(Data entries)

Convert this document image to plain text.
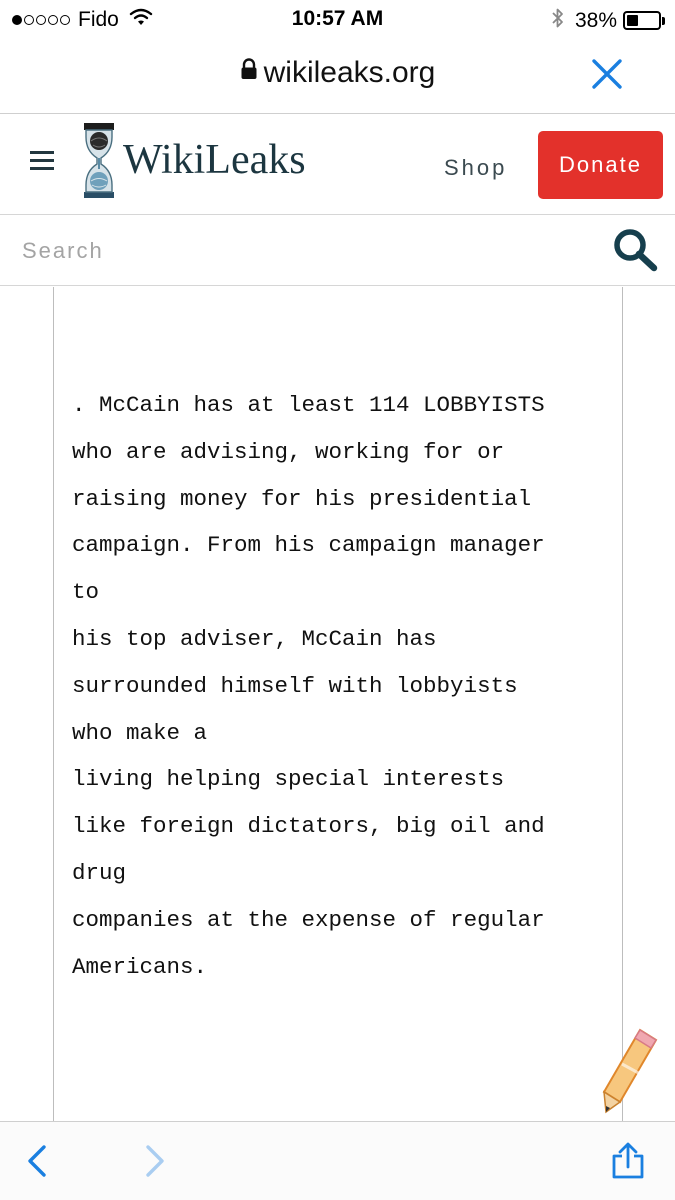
Fido	10:57 AM	38%
wikileaks.org
WikiLeaks	Shop	Donate
Search
. McCain has at least 114 LOBBYISTS
who are advising, working for or
raising money for his presidential
campaign. From his campaign manager
to
his top adviser, McCain has
surrounded himself with lobbyists
who make a
living helping special interests
like foreign dictators, big oil and
drug
companies at the expense of regular
Americans.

- What is required
For each line of the entries that includes "McCain", show that line.

- Exercise answer
. McCain has at least 114 LOBBYISTS
his top adviser, McCain has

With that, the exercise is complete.